◆ **Given request**: Search the entries for the word "icon" and pull out each line that has it.

====

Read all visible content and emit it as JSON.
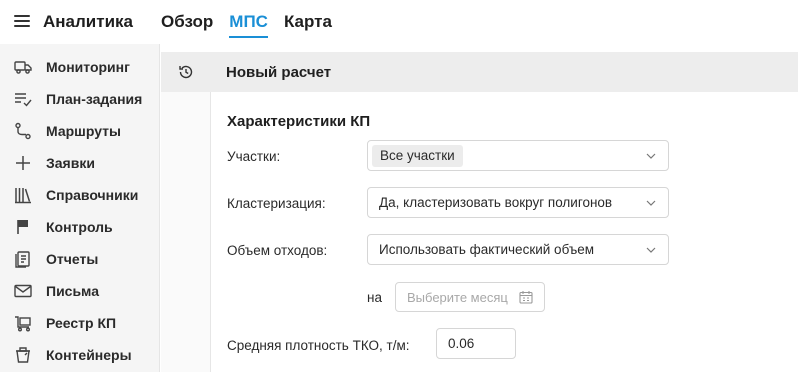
{
  "app": {
    "title": "Аналитика"
  },
  "nav_tabs": [
    {
      "label": "Обзор"
    },
    {
      "label": "МПС"
    },
    {
      "label": "Карта"
    }
  ],
  "sidebar": {
    "items": [
      {
        "label": "Мониторинг",
        "icon": "truck-icon"
      },
      {
        "label": "План-задания",
        "icon": "list-check-icon"
      },
      {
        "label": "Маршруты",
        "icon": "route-icon"
      },
      {
        "label": "Заявки",
        "icon": "plus-icon"
      },
      {
        "label": "Справочники",
        "icon": "library-icon"
      },
      {
        "label": "Контроль",
        "icon": "flag-icon"
      },
      {
        "label": "Отчеты",
        "icon": "report-icon"
      },
      {
        "label": "Письма",
        "icon": "mail-icon"
      },
      {
        "label": "Реестр КП",
        "icon": "cart-icon"
      },
      {
        "label": "Контейнеры",
        "icon": "container-icon"
      }
    ]
  },
  "header": {
    "title": "Новый расчет",
    "icon": "history-icon"
  },
  "form": {
    "section_title": "Характеристики КП",
    "areas": {
      "label": "Участки:",
      "value": "Все участки"
    },
    "clustering": {
      "label": "Кластеризация:",
      "value": "Да, кластеризовать вокруг полигонов"
    },
    "volume": {
      "label": "Объем отходов:",
      "value": "Использовать фактический объем"
    },
    "month": {
      "prefix": "на",
      "placeholder": "Выберите месяц"
    },
    "density": {
      "label": "Средняя плотность ТКО, т/м:",
      "value": "0.06"
    }
  },
  "colors": {
    "accent": "#1a8fd6",
    "sidebar_bg": "#f5f5f5",
    "header_bg": "#ededed"
  }
}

====

◆ **Answer to this problem**:
        "icon": "truck-icon"
        "icon": "list-check-icon"
        "icon": "route-icon"
        "icon": "plus-icon"
        "icon": "library-icon"
        "icon": "flag-icon"
        "icon": "report-icon"
        "icon": "mail-icon"
        "icon": "cart-icon"
        "icon": "container-icon"
    "icon": "history-icon"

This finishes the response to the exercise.